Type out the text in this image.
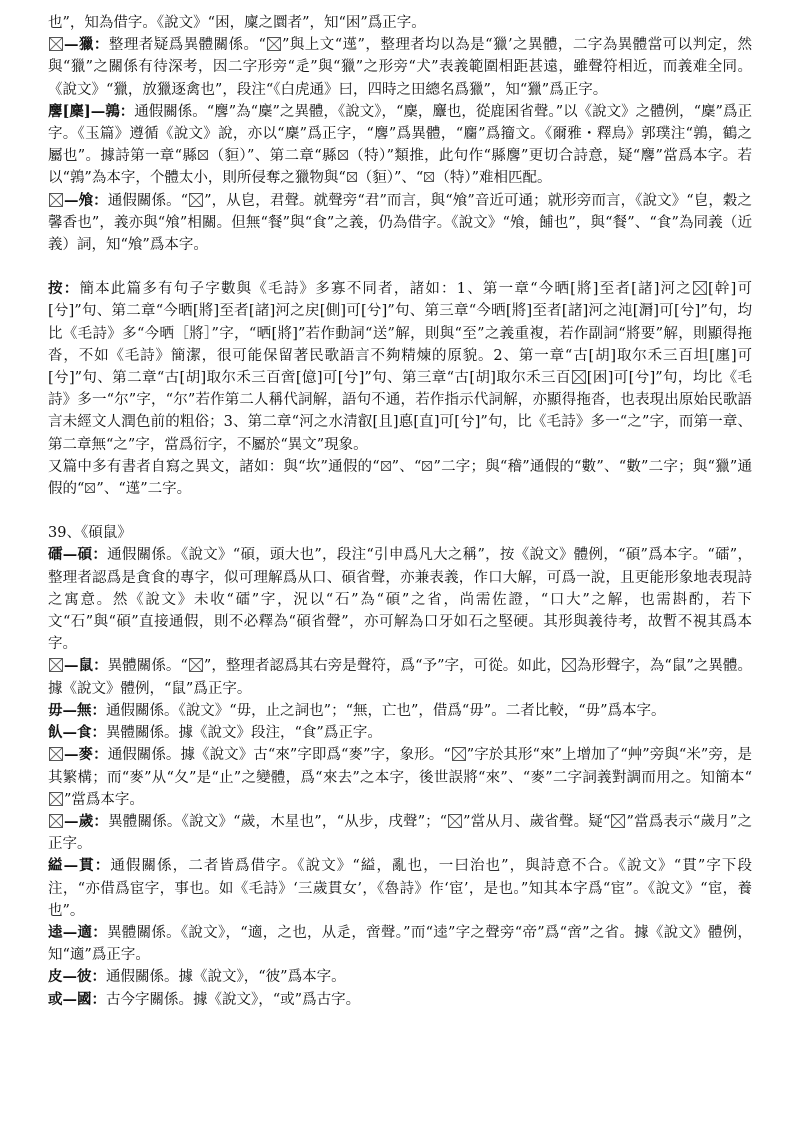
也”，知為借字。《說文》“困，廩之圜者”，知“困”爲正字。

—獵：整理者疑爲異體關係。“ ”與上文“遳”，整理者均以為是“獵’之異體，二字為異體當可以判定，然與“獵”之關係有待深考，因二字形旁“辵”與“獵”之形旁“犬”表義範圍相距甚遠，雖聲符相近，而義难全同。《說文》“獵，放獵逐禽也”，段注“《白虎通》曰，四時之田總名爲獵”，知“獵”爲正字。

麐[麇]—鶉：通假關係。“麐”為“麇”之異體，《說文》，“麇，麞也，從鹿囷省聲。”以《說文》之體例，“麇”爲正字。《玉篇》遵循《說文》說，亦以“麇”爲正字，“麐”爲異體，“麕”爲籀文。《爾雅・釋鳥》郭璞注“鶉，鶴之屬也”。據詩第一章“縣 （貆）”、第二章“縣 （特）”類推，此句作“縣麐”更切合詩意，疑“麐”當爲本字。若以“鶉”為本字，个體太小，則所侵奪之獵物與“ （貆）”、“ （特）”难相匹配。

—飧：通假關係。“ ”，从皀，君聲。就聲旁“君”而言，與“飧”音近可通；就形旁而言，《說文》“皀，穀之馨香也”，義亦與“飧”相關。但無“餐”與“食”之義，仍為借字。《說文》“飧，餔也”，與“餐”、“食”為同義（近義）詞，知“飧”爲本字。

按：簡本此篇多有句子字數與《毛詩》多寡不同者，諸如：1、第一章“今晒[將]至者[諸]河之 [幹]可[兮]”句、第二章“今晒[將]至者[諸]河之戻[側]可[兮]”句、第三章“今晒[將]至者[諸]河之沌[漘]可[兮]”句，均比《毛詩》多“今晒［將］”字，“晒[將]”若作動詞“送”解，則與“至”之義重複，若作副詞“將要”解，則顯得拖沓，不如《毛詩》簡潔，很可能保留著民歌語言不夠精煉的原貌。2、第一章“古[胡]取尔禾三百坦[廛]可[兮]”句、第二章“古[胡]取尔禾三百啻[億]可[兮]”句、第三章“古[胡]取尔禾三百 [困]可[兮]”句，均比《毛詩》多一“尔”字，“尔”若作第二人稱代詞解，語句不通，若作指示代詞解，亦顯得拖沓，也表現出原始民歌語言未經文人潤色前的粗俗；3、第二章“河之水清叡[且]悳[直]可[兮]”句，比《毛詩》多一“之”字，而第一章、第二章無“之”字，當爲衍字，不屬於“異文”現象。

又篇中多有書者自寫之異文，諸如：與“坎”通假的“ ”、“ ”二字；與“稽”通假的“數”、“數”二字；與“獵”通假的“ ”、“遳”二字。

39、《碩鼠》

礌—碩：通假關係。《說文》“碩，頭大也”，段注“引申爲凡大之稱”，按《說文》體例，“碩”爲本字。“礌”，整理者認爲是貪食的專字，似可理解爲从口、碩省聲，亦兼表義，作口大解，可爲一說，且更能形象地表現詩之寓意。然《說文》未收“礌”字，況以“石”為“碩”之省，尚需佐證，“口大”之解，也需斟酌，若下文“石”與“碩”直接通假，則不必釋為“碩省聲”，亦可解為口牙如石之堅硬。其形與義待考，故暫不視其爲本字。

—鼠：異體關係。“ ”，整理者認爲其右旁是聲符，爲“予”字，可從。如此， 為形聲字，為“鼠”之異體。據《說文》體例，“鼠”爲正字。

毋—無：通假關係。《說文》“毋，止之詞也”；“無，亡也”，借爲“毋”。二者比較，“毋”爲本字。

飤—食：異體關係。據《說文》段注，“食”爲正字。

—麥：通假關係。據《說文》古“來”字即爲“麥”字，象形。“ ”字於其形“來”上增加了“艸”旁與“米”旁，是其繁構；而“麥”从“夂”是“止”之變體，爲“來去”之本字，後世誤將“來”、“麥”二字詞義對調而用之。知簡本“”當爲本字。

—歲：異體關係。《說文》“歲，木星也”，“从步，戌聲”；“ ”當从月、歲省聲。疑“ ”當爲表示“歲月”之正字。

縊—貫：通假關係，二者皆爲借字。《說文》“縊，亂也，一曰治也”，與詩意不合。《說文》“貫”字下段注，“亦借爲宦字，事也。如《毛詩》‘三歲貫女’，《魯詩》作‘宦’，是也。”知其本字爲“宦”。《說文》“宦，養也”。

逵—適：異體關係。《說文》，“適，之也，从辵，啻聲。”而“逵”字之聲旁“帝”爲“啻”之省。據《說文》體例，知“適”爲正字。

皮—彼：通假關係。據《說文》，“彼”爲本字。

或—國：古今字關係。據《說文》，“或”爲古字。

* * *

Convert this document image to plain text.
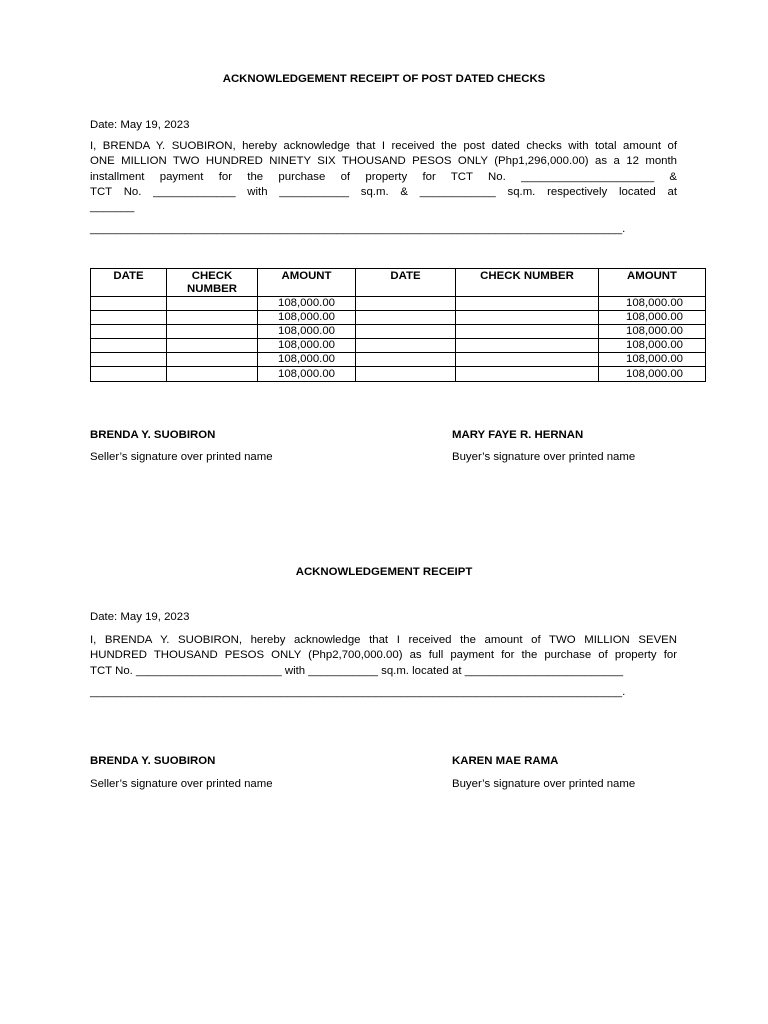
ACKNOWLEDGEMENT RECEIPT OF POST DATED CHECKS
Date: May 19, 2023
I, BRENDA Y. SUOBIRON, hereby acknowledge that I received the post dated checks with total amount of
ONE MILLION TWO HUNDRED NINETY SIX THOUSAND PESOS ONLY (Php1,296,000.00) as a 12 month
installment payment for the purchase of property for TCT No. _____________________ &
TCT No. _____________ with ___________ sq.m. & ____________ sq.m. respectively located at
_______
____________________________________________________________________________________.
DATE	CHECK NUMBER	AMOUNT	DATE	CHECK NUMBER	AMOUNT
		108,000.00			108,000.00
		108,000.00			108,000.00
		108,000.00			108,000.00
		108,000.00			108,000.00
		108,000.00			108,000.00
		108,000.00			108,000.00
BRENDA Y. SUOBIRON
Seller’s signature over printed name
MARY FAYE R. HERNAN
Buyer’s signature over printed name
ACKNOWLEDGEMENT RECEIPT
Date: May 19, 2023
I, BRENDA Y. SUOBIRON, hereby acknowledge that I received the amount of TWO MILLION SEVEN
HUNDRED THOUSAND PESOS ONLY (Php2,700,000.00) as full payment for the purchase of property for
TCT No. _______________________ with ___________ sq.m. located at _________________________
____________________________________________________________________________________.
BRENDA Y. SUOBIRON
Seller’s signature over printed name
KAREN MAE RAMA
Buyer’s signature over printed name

==

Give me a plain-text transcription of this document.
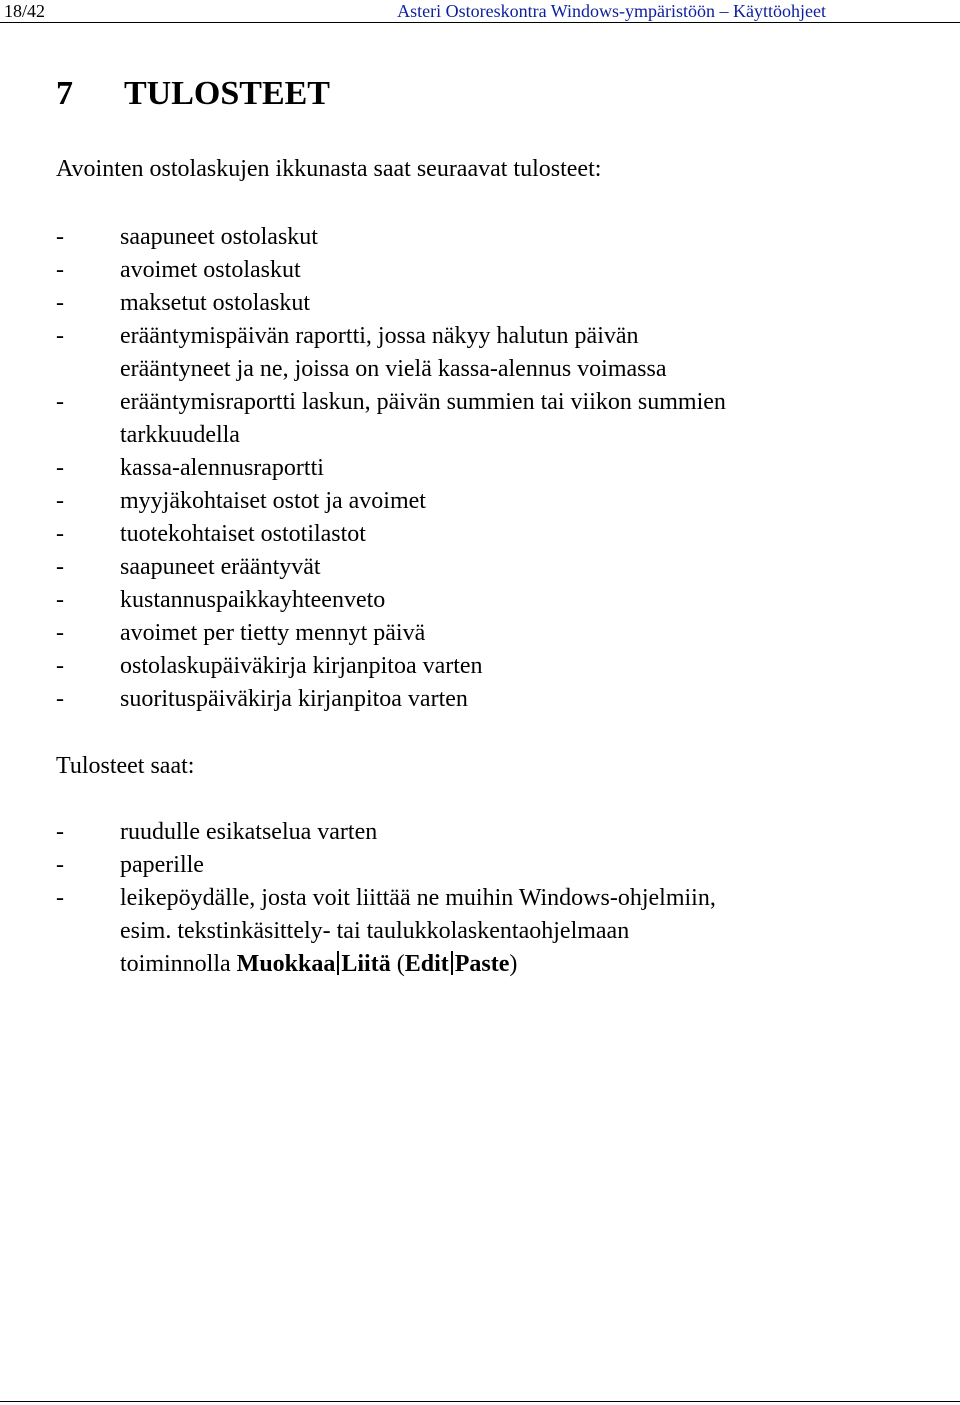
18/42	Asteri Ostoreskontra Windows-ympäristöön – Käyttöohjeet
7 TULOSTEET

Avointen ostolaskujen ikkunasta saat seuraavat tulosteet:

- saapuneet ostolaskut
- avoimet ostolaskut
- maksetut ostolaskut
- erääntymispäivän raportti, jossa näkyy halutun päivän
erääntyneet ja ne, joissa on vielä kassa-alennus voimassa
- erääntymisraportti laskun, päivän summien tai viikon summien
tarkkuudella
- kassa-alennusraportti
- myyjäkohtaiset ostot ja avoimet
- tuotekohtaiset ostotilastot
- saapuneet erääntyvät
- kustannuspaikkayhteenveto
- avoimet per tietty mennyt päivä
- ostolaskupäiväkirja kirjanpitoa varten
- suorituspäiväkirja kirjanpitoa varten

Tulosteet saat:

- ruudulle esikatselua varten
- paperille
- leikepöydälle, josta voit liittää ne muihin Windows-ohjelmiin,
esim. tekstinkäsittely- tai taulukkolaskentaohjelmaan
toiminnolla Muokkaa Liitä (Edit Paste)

**Do this**. Pick out lines containing the word "avoimet", each one as written.

**Correct result**.
- avoimet ostolaskut
- myyjäkohtaiset ostot ja avoimet
- avoimet per tietty mennyt päivä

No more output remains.